## Start RECORD EXTRACTS
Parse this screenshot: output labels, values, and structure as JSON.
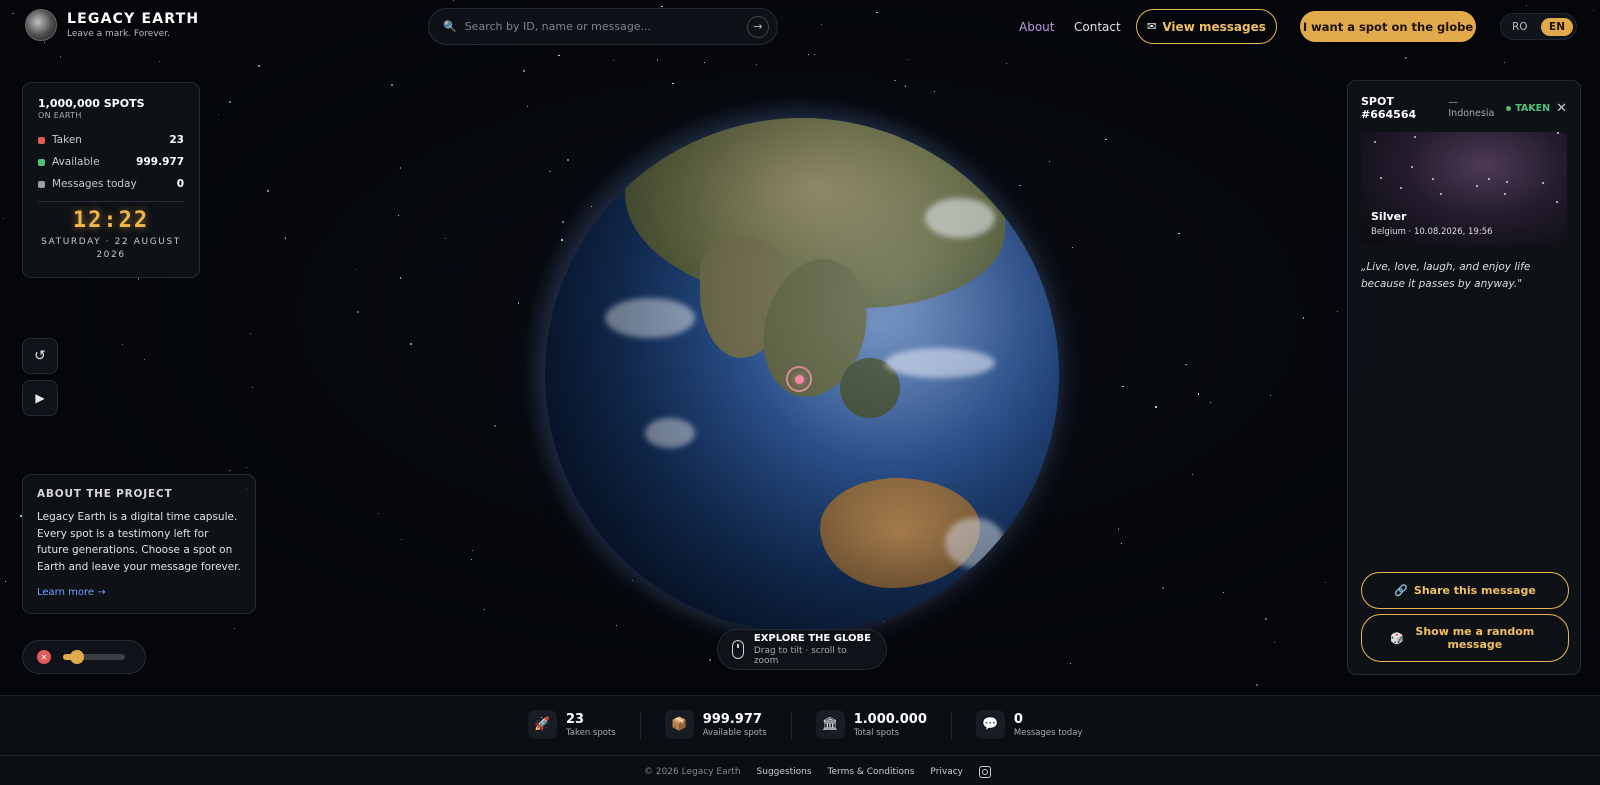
{
  "brand": {
    "title": "LEGACY EARTH",
    "tagline": "Leave a mark. Forever."
  },
  "search": {
    "placeholder": "Search by ID, name or message..."
  },
  "nav": {
    "about": "About",
    "contact": "Contact",
    "view_messages": "View messages",
    "want_spot": "I want a spot on the globe"
  },
  "lang": {
    "ro": "RO",
    "en": "EN",
    "active": "EN"
  },
  "stats": {
    "title": "1,000,000 SPOTS",
    "subtitle": "ON EARTH",
    "rows": [
      {
        "label": "Taken",
        "value": "23",
        "color": "#e25a5a"
      },
      {
        "label": "Available",
        "value": "999.977",
        "color": "#4fc27a"
      },
      {
        "label": "Messages today",
        "value": "0",
        "color": "#9aa0a8"
      }
    ],
    "clock": "12:22",
    "date": "SATURDAY · 22 AUGUST 2026"
  },
  "about": {
    "title": "ABOUT THE PROJECT",
    "text": "Legacy Earth is a digital time capsule. Every spot is a testimony left for future generations. Choose a spot on Earth and leave your message forever.",
    "link": "Learn more →"
  },
  "audio": {
    "muted": true,
    "volume_percent": 22
  },
  "explore": {
    "title": "EXPLORE THE GLOBE",
    "subtitle": "Drag to tilt · scroll to zoom"
  },
  "spot": {
    "id": "SPOT #664564",
    "country": "— Indonesia",
    "status": "TAKEN",
    "name": "Silver",
    "meta": "Belgium · 10.08.2026, 19:56",
    "message": "„Live, love, laugh, and enjoy life because it passes by anyway.\"",
    "share_label": "Share this message",
    "random_label": "Show me a random message"
  },
  "footer": {
    "stats": [
      {
        "value": "23",
        "label": "Taken spots",
        "icon": "rocket-icon"
      },
      {
        "value": "999.977",
        "label": "Available spots",
        "icon": "box-icon"
      },
      {
        "value": "1.000.000",
        "label": "Total spots",
        "icon": "building-icon"
      },
      {
        "value": "0",
        "label": "Messages today",
        "icon": "chat-icon"
      }
    ],
    "copyright": "© 2026 Legacy Earth",
    "links": [
      "Suggestions",
      "Terms & Conditions",
      "Privacy"
    ]
  },
  "colors": {
    "accent": "#e2a94b",
    "taken": "#e25a5a",
    "available": "#4fc27a",
    "link": "#6fa0ff"
  }
}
## End RECORD EXTRACTS
WHAT TO WORK ON> Every entry must be written out exactly, with all pictures left out.

TASK RESPONSE>
Parse this screenshot: output labels, values, and structure as JSON.
{
  "brand": {
    "title": "LEGACY EARTH",
    "tagline": "Leave a mark. Forever."
  },
  "search": {
    "placeholder": "Search by ID, name or message..."
  },
  "nav": {
    "about": "About",
    "contact": "Contact",
    "view_messages": "View messages",
    "want_spot": "I want a spot on the globe"
  },
  "lang": {
    "ro": "RO",
    "en": "EN",
    "active": "EN"
  },
  "stats": {
    "title": "1,000,000 SPOTS",
    "subtitle": "ON EARTH",
    "rows": [
      {
        "label": "Taken",
        "value": "23",
        "color": "#e25a5a"
      },
      {
        "label": "Available",
        "value": "999.977",
        "color": "#4fc27a"
      },
      {
        "label": "Messages today",
        "value": "0",
        "color": "#9aa0a8"
      }
    ],
    "clock": "12:22",
    "date": "SATURDAY · 22 AUGUST 2026"
  },
  "about": {
    "title": "ABOUT THE PROJECT",
    "text": "Legacy Earth is a digital time capsule. Every spot is a testimony left for future generations. Choose a spot on Earth and leave your message forever.",
    "link": "Learn more →"
  },
  "audio": {
    "muted": true,
    "volume_percent": 22
  },
  "explore": {
    "title": "EXPLORE THE GLOBE",
    "subtitle": "Drag to tilt · scroll to zoom"
  },
  "spot": {
    "id": "SPOT #664564",
    "country": "— Indonesia",
    "status": "TAKEN",
    "name": "Silver",
    "meta": "Belgium · 10.08.2026, 19:56",
    "message": "„Live, love, laugh, and enjoy life because it passes by anyway.\"",
    "share_label": "Share this message",
    "random_label": "Show me a random message"
  },
  "footer": {
    "stats": [
      {
        "value": "23",
        "label": "Taken spots",
        "icon": "rocket-icon"
      },
      {
        "value": "999.977",
        "label": "Available spots",
        "icon": "box-icon"
      },
      {
        "value": "1.000.000",
        "label": "Total spots",
        "icon": "building-icon"
      },
      {
        "value": "0",
        "label": "Messages today",
        "icon": "chat-icon"
      }
    ],
    "copyright": "© 2026 Legacy Earth",
    "links": [
      "Suggestions",
      "Terms & Conditions",
      "Privacy"
    ]
  },
  "colors": {
    "accent": "#e2a94b",
    "taken": "#e25a5a",
    "available": "#4fc27a",
    "link": "#6fa0ff"
  }
}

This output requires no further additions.